* WHAT TO PRODUCE: Look over the lines below. Report each one that includes the string "with".

===

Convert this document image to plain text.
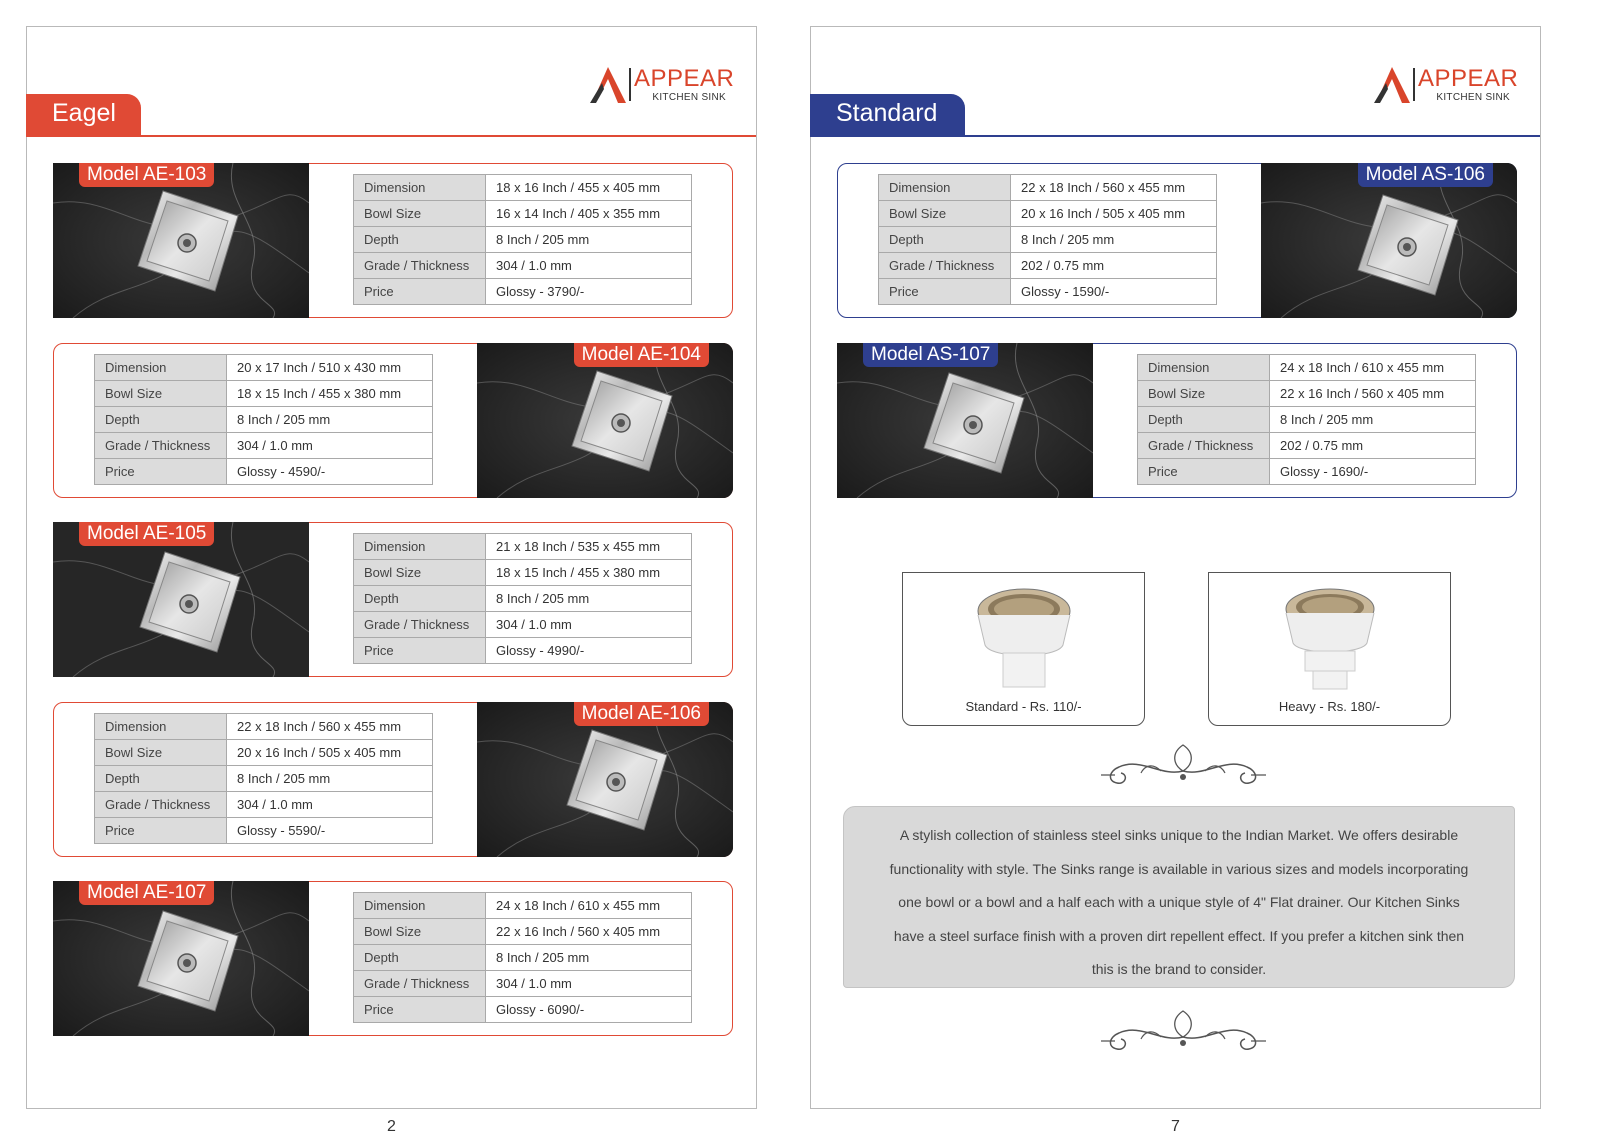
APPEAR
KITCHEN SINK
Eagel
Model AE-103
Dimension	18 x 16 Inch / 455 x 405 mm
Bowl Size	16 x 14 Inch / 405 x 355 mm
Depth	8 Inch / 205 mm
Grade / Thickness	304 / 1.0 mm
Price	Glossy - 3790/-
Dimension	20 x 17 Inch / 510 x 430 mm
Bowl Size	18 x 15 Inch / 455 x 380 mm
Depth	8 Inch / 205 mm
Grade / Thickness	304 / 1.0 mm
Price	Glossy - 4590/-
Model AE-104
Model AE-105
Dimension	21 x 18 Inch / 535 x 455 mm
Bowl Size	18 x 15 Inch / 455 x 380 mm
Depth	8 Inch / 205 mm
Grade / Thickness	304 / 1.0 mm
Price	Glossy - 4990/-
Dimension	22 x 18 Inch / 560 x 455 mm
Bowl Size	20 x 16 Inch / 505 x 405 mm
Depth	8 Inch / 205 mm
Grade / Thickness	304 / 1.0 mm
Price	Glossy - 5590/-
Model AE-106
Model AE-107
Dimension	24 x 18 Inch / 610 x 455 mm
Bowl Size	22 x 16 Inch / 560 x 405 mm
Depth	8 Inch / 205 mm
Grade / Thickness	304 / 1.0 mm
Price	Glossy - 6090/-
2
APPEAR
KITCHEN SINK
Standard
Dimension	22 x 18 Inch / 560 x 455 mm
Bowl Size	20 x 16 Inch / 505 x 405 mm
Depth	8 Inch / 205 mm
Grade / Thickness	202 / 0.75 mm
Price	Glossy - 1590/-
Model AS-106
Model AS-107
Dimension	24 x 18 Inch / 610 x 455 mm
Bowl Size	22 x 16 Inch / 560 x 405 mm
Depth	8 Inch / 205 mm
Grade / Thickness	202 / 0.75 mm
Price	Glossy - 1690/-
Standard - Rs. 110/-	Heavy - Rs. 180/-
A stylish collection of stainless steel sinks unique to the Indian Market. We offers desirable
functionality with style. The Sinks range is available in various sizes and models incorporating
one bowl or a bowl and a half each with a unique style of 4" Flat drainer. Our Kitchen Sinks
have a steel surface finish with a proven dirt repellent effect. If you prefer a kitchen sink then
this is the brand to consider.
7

===

* SOLUTION TO THE PROBLEM:
functionality with style. The Sinks range is available in various sizes and models incorporating
one bowl or a bowl and a half each with a unique style of 4" Flat drainer. Our Kitchen Sinks
have a steel surface finish with a proven dirt repellent effect. If you prefer a kitchen sink then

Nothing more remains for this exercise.